(Stored items)
--------------------

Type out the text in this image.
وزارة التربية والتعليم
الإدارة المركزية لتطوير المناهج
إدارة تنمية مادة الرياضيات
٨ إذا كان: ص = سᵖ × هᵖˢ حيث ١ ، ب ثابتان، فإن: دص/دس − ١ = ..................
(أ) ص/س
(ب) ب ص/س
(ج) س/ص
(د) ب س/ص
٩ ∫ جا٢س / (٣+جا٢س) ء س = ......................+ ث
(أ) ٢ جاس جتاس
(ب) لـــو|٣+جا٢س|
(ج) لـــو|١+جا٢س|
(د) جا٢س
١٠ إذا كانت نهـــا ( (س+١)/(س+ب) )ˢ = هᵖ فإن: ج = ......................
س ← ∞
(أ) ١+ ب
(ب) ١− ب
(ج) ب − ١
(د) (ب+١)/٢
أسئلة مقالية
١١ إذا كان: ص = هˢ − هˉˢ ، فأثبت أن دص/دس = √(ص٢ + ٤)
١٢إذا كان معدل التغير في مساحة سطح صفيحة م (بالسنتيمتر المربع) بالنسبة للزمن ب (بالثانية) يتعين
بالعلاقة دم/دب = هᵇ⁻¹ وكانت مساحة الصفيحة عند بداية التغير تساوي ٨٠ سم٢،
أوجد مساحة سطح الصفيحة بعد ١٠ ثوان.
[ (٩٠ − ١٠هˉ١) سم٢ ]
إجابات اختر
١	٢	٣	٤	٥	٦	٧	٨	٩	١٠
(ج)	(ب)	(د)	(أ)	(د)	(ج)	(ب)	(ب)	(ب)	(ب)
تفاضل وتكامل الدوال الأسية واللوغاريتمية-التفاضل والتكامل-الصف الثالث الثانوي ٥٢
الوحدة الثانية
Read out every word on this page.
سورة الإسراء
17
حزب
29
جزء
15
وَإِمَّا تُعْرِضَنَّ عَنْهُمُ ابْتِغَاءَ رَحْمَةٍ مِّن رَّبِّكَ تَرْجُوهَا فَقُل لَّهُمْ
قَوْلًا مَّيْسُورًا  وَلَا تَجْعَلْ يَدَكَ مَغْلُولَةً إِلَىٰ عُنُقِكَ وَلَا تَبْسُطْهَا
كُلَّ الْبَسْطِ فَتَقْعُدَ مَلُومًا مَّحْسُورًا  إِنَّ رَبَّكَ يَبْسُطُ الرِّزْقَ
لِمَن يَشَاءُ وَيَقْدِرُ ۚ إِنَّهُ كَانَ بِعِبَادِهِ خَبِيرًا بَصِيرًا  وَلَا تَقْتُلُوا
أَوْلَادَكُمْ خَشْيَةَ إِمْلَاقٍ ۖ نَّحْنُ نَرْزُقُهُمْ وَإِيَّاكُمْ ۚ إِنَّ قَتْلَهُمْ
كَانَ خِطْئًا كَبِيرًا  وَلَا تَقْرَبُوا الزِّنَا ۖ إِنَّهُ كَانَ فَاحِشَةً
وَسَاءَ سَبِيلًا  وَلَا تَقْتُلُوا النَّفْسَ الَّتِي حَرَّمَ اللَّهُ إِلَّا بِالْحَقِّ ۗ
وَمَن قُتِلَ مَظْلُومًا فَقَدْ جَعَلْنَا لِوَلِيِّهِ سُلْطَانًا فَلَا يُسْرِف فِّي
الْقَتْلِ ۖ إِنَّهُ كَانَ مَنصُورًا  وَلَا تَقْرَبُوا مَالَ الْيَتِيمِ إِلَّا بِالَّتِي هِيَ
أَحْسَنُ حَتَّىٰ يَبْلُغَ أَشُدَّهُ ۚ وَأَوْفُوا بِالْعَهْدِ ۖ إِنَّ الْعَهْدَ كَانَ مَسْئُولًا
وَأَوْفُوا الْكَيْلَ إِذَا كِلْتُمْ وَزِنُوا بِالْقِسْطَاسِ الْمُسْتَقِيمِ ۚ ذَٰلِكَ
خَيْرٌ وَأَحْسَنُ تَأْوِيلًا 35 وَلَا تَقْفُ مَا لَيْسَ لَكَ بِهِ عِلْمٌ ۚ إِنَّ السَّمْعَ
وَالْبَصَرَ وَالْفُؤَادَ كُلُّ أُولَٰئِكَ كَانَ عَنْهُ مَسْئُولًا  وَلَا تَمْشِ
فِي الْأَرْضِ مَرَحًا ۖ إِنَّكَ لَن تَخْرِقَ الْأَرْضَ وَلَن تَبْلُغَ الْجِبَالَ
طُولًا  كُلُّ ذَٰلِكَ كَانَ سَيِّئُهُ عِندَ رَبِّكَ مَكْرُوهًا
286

--------------------

> **Work required**: Without leaving anything out, give the entries again exactly.

> **Response to this exercise**:
Type out the text in this image.
وزارة التربية والتعليم
الإدارة المركزية لتطوير المناهج
إدارة تنمية مادة الرياضيات
٨ إذا كان: ص = سᵖ × هᵖˢ حيث ١ ، ب ثابتان، فإن: دص/دس − ١ = ..................
(أ) ص/س
(ب) ب ص/س
(ج) س/ص
(د) ب س/ص
٩ ∫ جا٢س / (٣+جا٢س) ء س = ......................+ ث
(أ) ٢ جاس جتاس
(ب) لـــو|٣+جا٢س|
(ج) لـــو|١+جا٢س|
(د) جا٢س
١٠ إذا كانت نهـــا ( (س+١)/(س+ب) )ˢ = هᵖ فإن: ج = ......................
س ← ∞
(أ) ١+ ب
(ب) ١− ب
(ج) ب − ١
(د) (ب+١)/٢
أسئلة مقالية
١١ إذا كان: ص = هˢ − هˉˢ ، فأثبت أن دص/دس = √(ص٢ + ٤)
١٢إذا كان معدل التغير في مساحة سطح صفيحة م (بالسنتيمتر المربع) بالنسبة للزمن ب (بالثانية) يتعين
بالعلاقة دم/دب = هᵇ⁻¹ وكانت مساحة الصفيحة عند بداية التغير تساوي ٨٠ سم٢،
أوجد مساحة سطح الصفيحة بعد ١٠ ثوان.
[ (٩٠ − ١٠هˉ١) سم٢ ]
إجابات اختر
١	٢	٣	٤	٥	٦	٧	٨	٩	١٠
(ج)	(ب)	(د)	(أ)	(د)	(ج)	(ب)	(ب)	(ب)	(ب)
تفاضل وتكامل الدوال الأسية واللوغاريتمية-التفاضل والتكامل-الصف الثالث الثانوي ٥٢
الوحدة الثانية
Read out every word on this page.
سورة الإسراء
17
حزب
29
جزء
15
وَإِمَّا تُعْرِضَنَّ عَنْهُمُ ابْتِغَاءَ رَحْمَةٍ مِّن رَّبِّكَ تَرْجُوهَا فَقُل لَّهُمْ
قَوْلًا مَّيْسُورًا  وَلَا تَجْعَلْ يَدَكَ مَغْلُولَةً إِلَىٰ عُنُقِكَ وَلَا تَبْسُطْهَا
كُلَّ الْبَسْطِ فَتَقْعُدَ مَلُومًا مَّحْسُورًا  إِنَّ رَبَّكَ يَبْسُطُ الرِّزْقَ
لِمَن يَشَاءُ وَيَقْدِرُ ۚ إِنَّهُ كَانَ بِعِبَادِهِ خَبِيرًا بَصِيرًا  وَلَا تَقْتُلُوا
أَوْلَادَكُمْ خَشْيَةَ إِمْلَاقٍ ۖ نَّحْنُ نَرْزُقُهُمْ وَإِيَّاكُمْ ۚ إِنَّ قَتْلَهُمْ
كَانَ خِطْئًا كَبِيرًا  وَلَا تَقْرَبُوا الزِّنَا ۖ إِنَّهُ كَانَ فَاحِشَةً
وَسَاءَ سَبِيلًا  وَلَا تَقْتُلُوا النَّفْسَ الَّتِي حَرَّمَ اللَّهُ إِلَّا بِالْحَقِّ ۗ
وَمَن قُتِلَ مَظْلُومًا فَقَدْ جَعَلْنَا لِوَلِيِّهِ سُلْطَانًا فَلَا يُسْرِف فِّي
الْقَتْلِ ۖ إِنَّهُ كَانَ مَنصُورًا  وَلَا تَقْرَبُوا مَالَ الْيَتِيمِ إِلَّا بِالَّتِي هِيَ
أَحْسَنُ حَتَّىٰ يَبْلُغَ أَشُدَّهُ ۚ وَأَوْفُوا بِالْعَهْدِ ۖ إِنَّ الْعَهْدَ كَانَ مَسْئُولًا
وَأَوْفُوا الْكَيْلَ إِذَا كِلْتُمْ وَزِنُوا بِالْقِسْطَاسِ الْمُسْتَقِيمِ ۚ ذَٰلِكَ
خَيْرٌ وَأَحْسَنُ تَأْوِيلًا 35 وَلَا تَقْفُ مَا لَيْسَ لَكَ بِهِ عِلْمٌ ۚ إِنَّ السَّمْعَ
وَالْبَصَرَ وَالْفُؤَادَ كُلُّ أُولَٰئِكَ كَانَ عَنْهُ مَسْئُولًا  وَلَا تَمْشِ
فِي الْأَرْضِ مَرَحًا ۖ إِنَّكَ لَن تَخْرِقَ الْأَرْضَ وَلَن تَبْلُغَ الْجِبَالَ
طُولًا  كُلُّ ذَٰلِكَ كَانَ سَيِّئُهُ عِندَ رَبِّكَ مَكْرُوهًا
286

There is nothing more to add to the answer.